◆ THE EXERCISE:
For each line in the data below that holds "Volatility", return a copy.

(Some records)
○ ○ ○ ○ ○ ○ ○

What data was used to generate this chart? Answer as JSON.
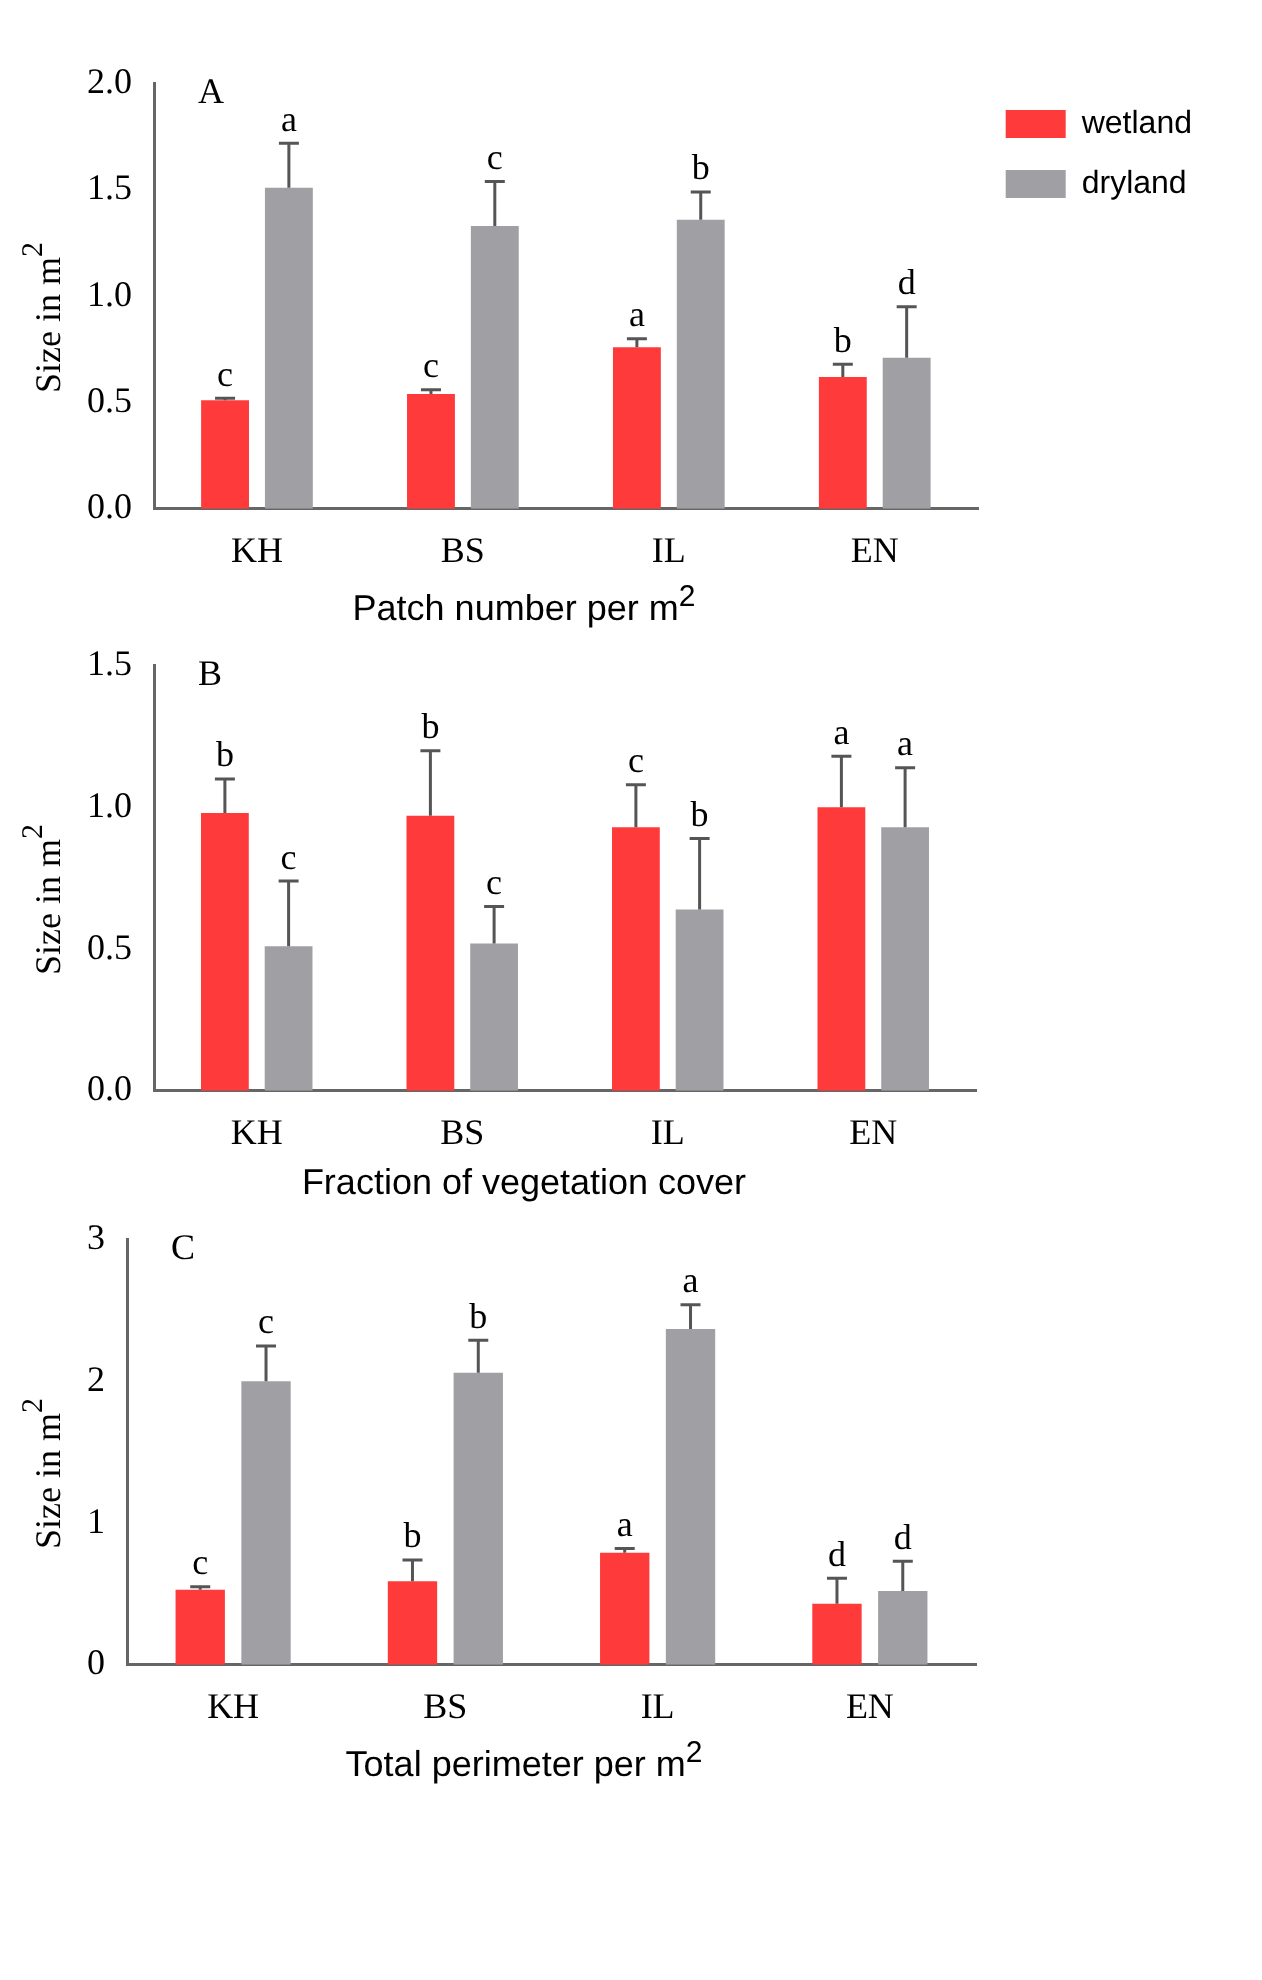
{
  "chart_data": [
    {
      "type": "bar",
      "title": "A",
      "xlabel": "Patch number per m$^{2}$",
      "ylabel": "Size in m$^{2}$",
      "categories": [
        "KH",
        "BS",
        "IL",
        "EN"
      ],
      "series": [
        {
          "name": "wetland",
          "color": "#fe3a3a",
          "values": [
            0.51,
            0.54,
            0.76,
            0.62
          ],
          "errors": [
            0.01,
            0.02,
            0.04,
            0.06
          ],
          "value_labels": [
            "c",
            "c",
            "a",
            "b"
          ]
        },
        {
          "name": "dryland",
          "color": "#a09fa4",
          "values": [
            1.51,
            1.33,
            1.36,
            0.71
          ],
          "errors": [
            0.21,
            0.21,
            0.13,
            0.24
          ],
          "value_labels": [
            "a",
            "c",
            "b",
            "d"
          ]
        }
      ],
      "ylim": [
        0,
        2
      ],
      "yticks": [
        {
          "value": 0,
          "label": "0.0"
        },
        {
          "value": 0.5,
          "label": "0.5"
        },
        {
          "value": 1,
          "label": "1.0"
        },
        {
          "value": 1.5,
          "label": "1.5"
        },
        {
          "value": 2,
          "label": "2.0"
        }
      ],
      "grid": false,
      "legend": "top right"
    },
    {
      "type": "bar",
      "title": "B",
      "xlabel": "Fraction of vegetation cover",
      "ylabel": "Size in m$^{2}$",
      "categories": [
        "KH",
        "BS",
        "IL",
        "EN"
      ],
      "series": [
        {
          "color": "#fe3a3a",
          "values": [
            0.98,
            0.97,
            0.93,
            1.0
          ],
          "errors": [
            0.12,
            0.23,
            0.15,
            0.18
          ],
          "value_labels": [
            "b",
            "b",
            "c",
            "a"
          ]
        },
        {
          "color": "#a09fa4",
          "values": [
            0.51,
            0.52,
            0.64,
            0.93
          ],
          "errors": [
            0.23,
            0.13,
            0.25,
            0.21
          ],
          "value_labels": [
            "c",
            "c",
            "b",
            "a"
          ]
        }
      ],
      "ylim": [
        0,
        1.5
      ],
      "yticks": [
        {
          "value": 0,
          "label": "0.0"
        },
        {
          "value": 0.5,
          "label": "0.5"
        },
        {
          "value": 1,
          "label": "1.0"
        },
        {
          "value": 1.5,
          "label": "1.5"
        }
      ],
      "grid": false
    },
    {
      "type": "bar",
      "title": "C",
      "xlabel": "Total perimeter per m$^{2}$",
      "ylabel": "Size in m$^{2}$",
      "categories": [
        "KH",
        "BS",
        "IL",
        "EN"
      ],
      "series": [
        {
          "color": "#fe3a3a",
          "values": [
            0.53,
            0.59,
            0.79,
            0.43
          ],
          "errors": [
            0.02,
            0.15,
            0.03,
            0.18
          ],
          "value_labels": [
            "c",
            "b",
            "a",
            "d"
          ]
        },
        {
          "color": "#a09fa4",
          "values": [
            2.0,
            2.06,
            2.37,
            0.52
          ],
          "errors": [
            0.25,
            0.23,
            0.17,
            0.21
          ],
          "value_labels": [
            "c",
            "b",
            "a",
            "d"
          ]
        }
      ],
      "ylim": [
        0,
        3
      ],
      "yticks": [
        0,
        1,
        2,
        3
      ],
      "grid": false
    }
  ]
}
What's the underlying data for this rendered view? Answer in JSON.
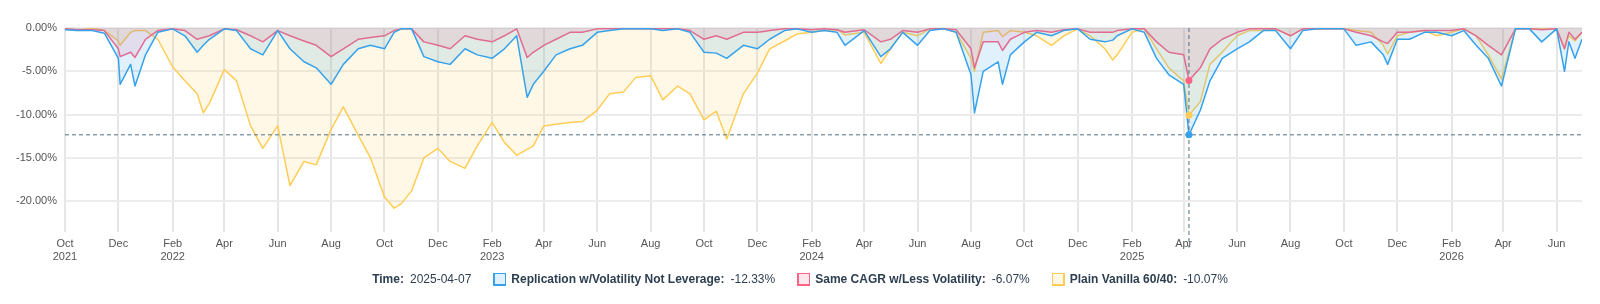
{
  "chart_data": {
    "type": "area",
    "x": [
      "2021-10-01",
      "2021-10-15",
      "2021-11-01",
      "2021-11-15",
      "2021-12-01",
      "2021-12-03",
      "2021-12-15",
      "2021-12-20",
      "2022-01-01",
      "2022-01-15",
      "2022-02-01",
      "2022-02-15",
      "2022-03-01",
      "2022-03-08",
      "2022-03-15",
      "2022-04-01",
      "2022-04-15",
      "2022-05-01",
      "2022-05-15",
      "2022-06-01",
      "2022-06-15",
      "2022-07-01",
      "2022-07-15",
      "2022-08-01",
      "2022-08-15",
      "2022-09-01",
      "2022-09-15",
      "2022-10-01",
      "2022-10-12",
      "2022-10-20",
      "2022-11-01",
      "2022-11-15",
      "2022-12-01",
      "2022-12-15",
      "2023-01-01",
      "2023-01-15",
      "2023-02-01",
      "2023-02-15",
      "2023-03-01",
      "2023-03-13",
      "2023-03-20",
      "2023-04-01",
      "2023-04-15",
      "2023-05-01",
      "2023-05-15",
      "2023-06-01",
      "2023-06-15",
      "2023-07-01",
      "2023-07-15",
      "2023-08-01",
      "2023-08-15",
      "2023-09-01",
      "2023-09-15",
      "2023-10-01",
      "2023-10-15",
      "2023-10-27",
      "2023-11-15",
      "2023-12-01",
      "2023-12-15",
      "2024-01-01",
      "2024-01-15",
      "2024-02-01",
      "2024-02-15",
      "2024-03-01",
      "2024-03-10",
      "2024-04-01",
      "2024-04-20",
      "2024-05-01",
      "2024-05-15",
      "2024-06-01",
      "2024-06-15",
      "2024-07-01",
      "2024-07-15",
      "2024-08-01",
      "2024-08-05",
      "2024-08-15",
      "2024-09-01",
      "2024-09-06",
      "2024-09-15",
      "2024-10-01",
      "2024-10-15",
      "2024-11-01",
      "2024-11-15",
      "2024-12-01",
      "2024-12-15",
      "2025-01-01",
      "2025-01-10",
      "2025-01-15",
      "2025-02-01",
      "2025-02-15",
      "2025-03-01",
      "2025-03-15",
      "2025-04-01",
      "2025-04-07",
      "2025-04-20",
      "2025-05-01",
      "2025-05-15",
      "2025-06-01",
      "2025-06-15",
      "2025-07-01",
      "2025-07-15",
      "2025-08-01",
      "2025-08-15",
      "2025-09-01",
      "2025-09-15",
      "2025-10-01",
      "2025-10-15",
      "2025-11-01",
      "2025-11-15",
      "2025-11-20",
      "2025-12-01",
      "2025-12-15",
      "2026-01-01",
      "2026-01-15",
      "2026-02-01",
      "2026-02-15",
      "2026-03-01",
      "2026-03-15",
      "2026-03-30",
      "2026-04-15",
      "2026-05-01",
      "2026-05-15",
      "2026-06-01",
      "2026-06-10",
      "2026-06-15",
      "2026-06-22",
      "2026-06-30"
    ],
    "series": [
      {
        "name": "Replication w/Volatility Not Leverage:",
        "color": "#36a2eb",
        "values": [
          -0.2,
          -0.3,
          -0.3,
          -0.6,
          -3.5,
          -6.5,
          -4.2,
          -6.7,
          -3.1,
          -0.5,
          -0.1,
          -0.9,
          -2.8,
          -2.0,
          -1.3,
          -0.1,
          -0.3,
          -2.4,
          -3.1,
          -0.3,
          -2.4,
          -3.9,
          -4.6,
          -6.5,
          -4.2,
          -2.4,
          -2.0,
          -2.4,
          -0.5,
          -0.1,
          -0.1,
          -3.3,
          -3.9,
          -4.2,
          -2.4,
          -3.1,
          -3.5,
          -2.4,
          -0.9,
          -8.0,
          -6.5,
          -5.0,
          -3.1,
          -2.4,
          -2.0,
          -0.5,
          -0.3,
          -0.1,
          -0.1,
          -0.1,
          -0.3,
          -0.1,
          -0.5,
          -2.8,
          -2.9,
          -3.5,
          -2.0,
          -2.4,
          -1.3,
          -0.3,
          -0.1,
          -0.5,
          -0.3,
          -0.5,
          -2.0,
          -0.3,
          -3.3,
          -2.4,
          -0.5,
          -2.0,
          -0.3,
          -0.1,
          -0.5,
          -5.4,
          -9.8,
          -5.0,
          -3.9,
          -6.5,
          -3.1,
          -1.6,
          -0.5,
          -0.9,
          -0.3,
          -0.1,
          -1.3,
          -1.6,
          -1.4,
          -0.9,
          -0.1,
          -0.5,
          -3.5,
          -5.4,
          -6.5,
          -12.33,
          -9.5,
          -6.1,
          -3.5,
          -2.4,
          -1.6,
          -0.3,
          -0.3,
          -2.4,
          -0.3,
          -0.1,
          -0.1,
          -0.1,
          -2.0,
          -1.6,
          -3.1,
          -4.2,
          -1.3,
          -1.3,
          -0.5,
          -0.5,
          -0.9,
          -0.3,
          -2.0,
          -3.5,
          -6.7,
          -0.1,
          -0.1,
          -1.6,
          -0.1,
          -5.0,
          -1.6,
          -3.5,
          -1.3
        ]
      },
      {
        "name": "Same CAGR w/Less Volatility:",
        "color": "#ff6384",
        "values": [
          -0.1,
          -0.2,
          -0.2,
          -0.3,
          -2.4,
          -3.3,
          -2.8,
          -3.4,
          -1.3,
          -0.3,
          -0.1,
          -0.3,
          -1.3,
          -1.1,
          -0.9,
          -0.1,
          -0.2,
          -0.9,
          -1.6,
          -0.3,
          -0.9,
          -1.5,
          -2.0,
          -3.3,
          -2.4,
          -1.3,
          -1.1,
          -0.9,
          -0.3,
          -0.1,
          -0.1,
          -1.6,
          -2.0,
          -2.4,
          -0.9,
          -1.3,
          -1.6,
          -0.9,
          -0.1,
          -3.4,
          -2.8,
          -2.0,
          -1.3,
          -0.5,
          -0.5,
          -0.1,
          -0.1,
          -0.1,
          -0.1,
          -0.1,
          -0.1,
          -0.1,
          -0.3,
          -1.3,
          -0.9,
          -1.3,
          -0.5,
          -0.5,
          -0.3,
          -0.1,
          -0.1,
          -0.2,
          -0.1,
          -0.2,
          -0.5,
          -0.2,
          -1.6,
          -1.3,
          -0.3,
          -0.5,
          -0.1,
          -0.1,
          -0.2,
          -2.4,
          -4.6,
          -1.6,
          -1.6,
          -2.6,
          -1.3,
          -0.5,
          -0.3,
          -0.5,
          -0.2,
          -0.1,
          -0.5,
          -0.5,
          -0.5,
          -0.3,
          -0.1,
          -0.1,
          -1.6,
          -2.8,
          -3.1,
          -6.07,
          -4.6,
          -2.4,
          -1.3,
          -0.5,
          -0.1,
          -0.1,
          -0.1,
          -0.9,
          -0.1,
          -0.1,
          -0.1,
          -0.1,
          -0.5,
          -0.9,
          -1.6,
          -1.8,
          -0.5,
          -0.5,
          -0.3,
          -0.3,
          -0.3,
          -0.1,
          -0.9,
          -2.0,
          -3.1,
          -0.1,
          -0.1,
          -0.2,
          -0.1,
          -2.4,
          -0.5,
          -1.3,
          -0.5
        ]
      },
      {
        "name": "Plain Vanilla 60/40:",
        "color": "#ffcd56",
        "values": [
          0,
          -0.3,
          0,
          -0.3,
          -1.5,
          -2.0,
          -0.5,
          -0.3,
          -0.3,
          -1.3,
          -4.5,
          -6.1,
          -7.6,
          -9.8,
          -8.7,
          -4.8,
          -6.1,
          -11.3,
          -13.9,
          -11.3,
          -18.2,
          -15.4,
          -15.8,
          -11.7,
          -9.1,
          -12.4,
          -15.0,
          -19.5,
          -20.8,
          -20.3,
          -18.8,
          -15.0,
          -13.9,
          -15.4,
          -16.2,
          -13.6,
          -10.9,
          -13.2,
          -14.7,
          -14.0,
          -13.6,
          -11.3,
          -11.1,
          -10.9,
          -10.8,
          -9.5,
          -7.6,
          -7.4,
          -5.7,
          -5.5,
          -8.3,
          -6.7,
          -7.6,
          -10.6,
          -9.6,
          -12.8,
          -7.6,
          -5.2,
          -2.4,
          -1.5,
          -0.7,
          -0.5,
          -0.3,
          -0.2,
          -0.8,
          -0.5,
          -4.1,
          -2.4,
          -0.5,
          -0.9,
          -0.1,
          -0.1,
          -0.5,
          -3.5,
          -5.0,
          -0.5,
          -0.3,
          -1.0,
          -0.3,
          -0.5,
          -0.9,
          -2.0,
          -0.9,
          -0.1,
          -0.9,
          -2.4,
          -3.7,
          -3.1,
          -0.5,
          -0.1,
          -2.4,
          -4.6,
          -6.1,
          -10.07,
          -8.5,
          -4.2,
          -2.8,
          -0.9,
          -0.3,
          -0.3,
          -0.1,
          -0.9,
          -0.1,
          -0.1,
          -0.1,
          -0.1,
          -0.3,
          -0.5,
          -2.0,
          -3.0,
          -0.9,
          -0.5,
          -0.3,
          -0.9,
          -0.5,
          -0.1,
          -0.9,
          -3.1,
          -5.9,
          -0.1,
          -0.1,
          -0.1,
          -0.1,
          -2.4,
          -0.9,
          -1.5,
          -0.5
        ]
      }
    ],
    "xlim": [
      "2021-10-01",
      "2026-06-30"
    ],
    "xticks": [
      {
        "value": "2021-10",
        "label": "Oct\n2021"
      },
      {
        "value": "2021-12",
        "label": "Dec"
      },
      {
        "value": "2022-02",
        "label": "Feb\n2022"
      },
      {
        "value": "2022-04",
        "label": "Apr"
      },
      {
        "value": "2022-06",
        "label": "Jun"
      },
      {
        "value": "2022-08",
        "label": "Aug"
      },
      {
        "value": "2022-10",
        "label": "Oct"
      },
      {
        "value": "2022-12",
        "label": "Dec"
      },
      {
        "value": "2023-02",
        "label": "Feb\n2023"
      },
      {
        "value": "2023-04",
        "label": "Apr"
      },
      {
        "value": "2023-06",
        "label": "Jun"
      },
      {
        "value": "2023-08",
        "label": "Aug"
      },
      {
        "value": "2023-10",
        "label": "Oct"
      },
      {
        "value": "2023-12",
        "label": "Dec"
      },
      {
        "value": "2024-02",
        "label": "Feb\n2024"
      },
      {
        "value": "2024-04",
        "label": "Apr"
      },
      {
        "value": "2024-06",
        "label": "Jun"
      },
      {
        "value": "2024-08",
        "label": "Aug"
      },
      {
        "value": "2024-10",
        "label": "Oct"
      },
      {
        "value": "2024-12",
        "label": "Dec"
      },
      {
        "value": "2025-02",
        "label": "Feb\n2025"
      },
      {
        "value": "2025-04",
        "label": "Apr"
      },
      {
        "value": "2025-06",
        "label": "Jun"
      },
      {
        "value": "2025-08",
        "label": "Aug"
      },
      {
        "value": "2025-10",
        "label": "Oct"
      },
      {
        "value": "2025-12",
        "label": "Dec"
      },
      {
        "value": "2026-02",
        "label": "Feb\n2026"
      },
      {
        "value": "2026-04",
        "label": "Apr"
      },
      {
        "value": "2026-06",
        "label": "Jun"
      }
    ],
    "ylim": [
      -23.5,
      0
    ],
    "yticks": [
      {
        "value": 0,
        "label": "0.00%"
      },
      {
        "value": -5,
        "label": "-5.00%"
      },
      {
        "value": -10,
        "label": "-10.00%"
      },
      {
        "value": -15,
        "label": "-15.00%"
      },
      {
        "value": -20,
        "label": "-20.00%"
      }
    ],
    "ref_lines": [
      {
        "axis": "y",
        "value": -12.33,
        "color": "#4f6f82",
        "line_style": "dashed"
      },
      {
        "axis": "x",
        "value": "2025-04-07",
        "color": "#4f6f82",
        "line_style": "dashed"
      }
    ],
    "legend_title": "Time:",
    "annotations": [
      "2025-04-07",
      "-12.33%",
      "-6.07%",
      "-10.07%"
    ],
    "grid": true,
    "legend": "bottom",
    "marker": "none",
    "line_style": "solid"
  }
}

○ ○ ○ ○ ○ ○ ○

◆ SOLUTION FOR THIS EXERCISE:
        "name": "Replication w/Volatility Not Leverage:",
        "name": "Same CAGR w/Less Volatility:",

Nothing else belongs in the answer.